▶ **Directions for this task**:
Your task is to repeat the entries word for word while leaving out the pictures.

— start of Items —

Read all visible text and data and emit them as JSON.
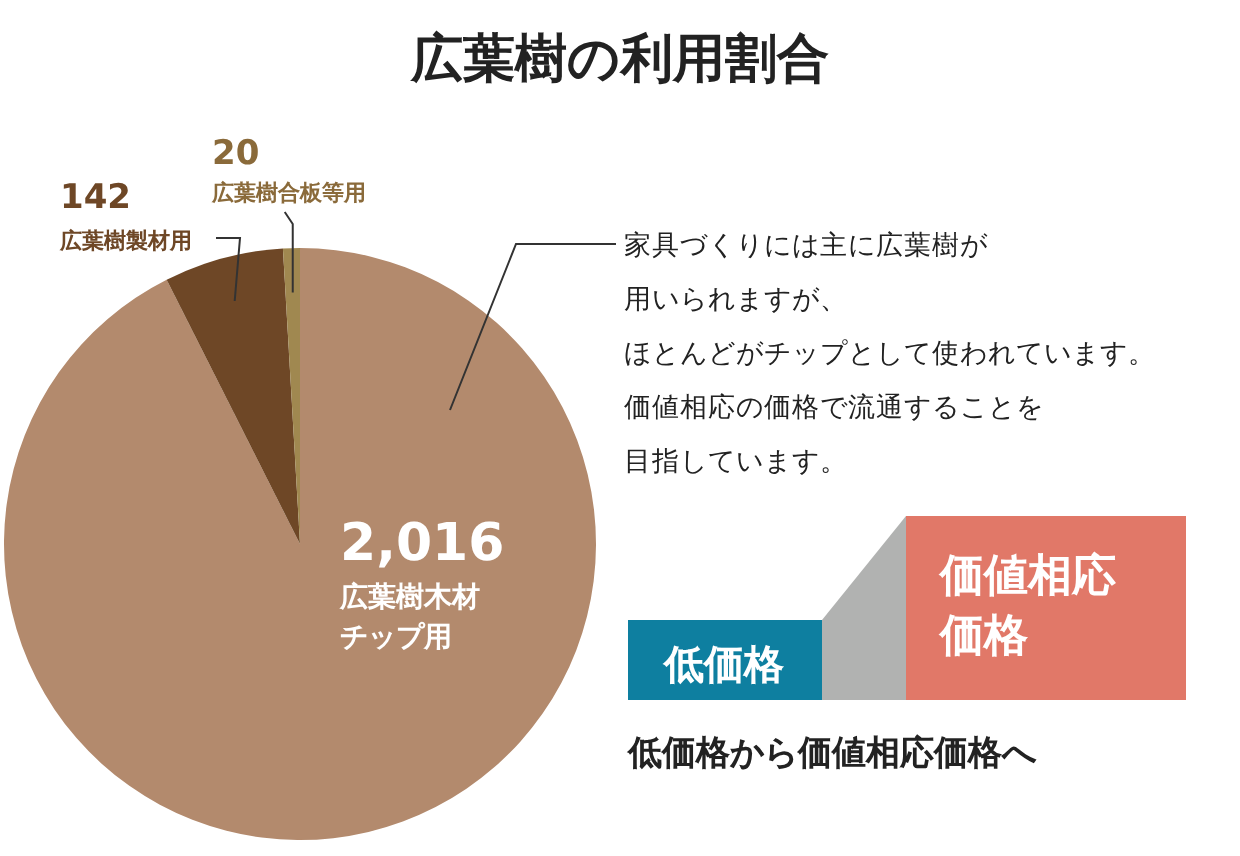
{
  "chart_data": {
    "type": "pie",
    "title": "広葉樹の利用割合",
    "categories": [
      "広葉樹木材チップ用",
      "広葉樹製材用",
      "広葉樹合板等用"
    ],
    "values": [
      2016,
      142,
      20
    ],
    "value_labels": [
      "2,016",
      "142",
      "20"
    ],
    "colors": [
      "#b38a6d",
      "#6e4726",
      "#a08850"
    ],
    "annotations": [
      "家具づくりには主に広葉樹が",
      "用いられますが、",
      "ほとんどがチップとして使われています。",
      "価値相応の価格で流通することを",
      "目指しています。",
      "低価格",
      "価値相応価格",
      "低価格から価値相応価格へ"
    ]
  }
}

— end of Items —

▶ **Written response**:
Read all visible text and data and emit them as JSON.
{
  "chart_data": {
    "type": "pie",
    "title": "広葉樹の利用割合",
    "categories": [
      "広葉樹木材チップ用",
      "広葉樹製材用",
      "広葉樹合板等用"
    ],
    "values": [
      2016,
      142,
      20
    ],
    "value_labels": [
      "2,016",
      "142",
      "20"
    ],
    "colors": [
      "#b38a6d",
      "#6e4726",
      "#a08850"
    ],
    "annotations": [
      "家具づくりには主に広葉樹が",
      "用いられますが、",
      "ほとんどがチップとして使われています。",
      "価値相応の価格で流通することを",
      "目指しています。",
      "低価格",
      "価値相応価格",
      "低価格から価値相応価格へ"
    ]
  }
}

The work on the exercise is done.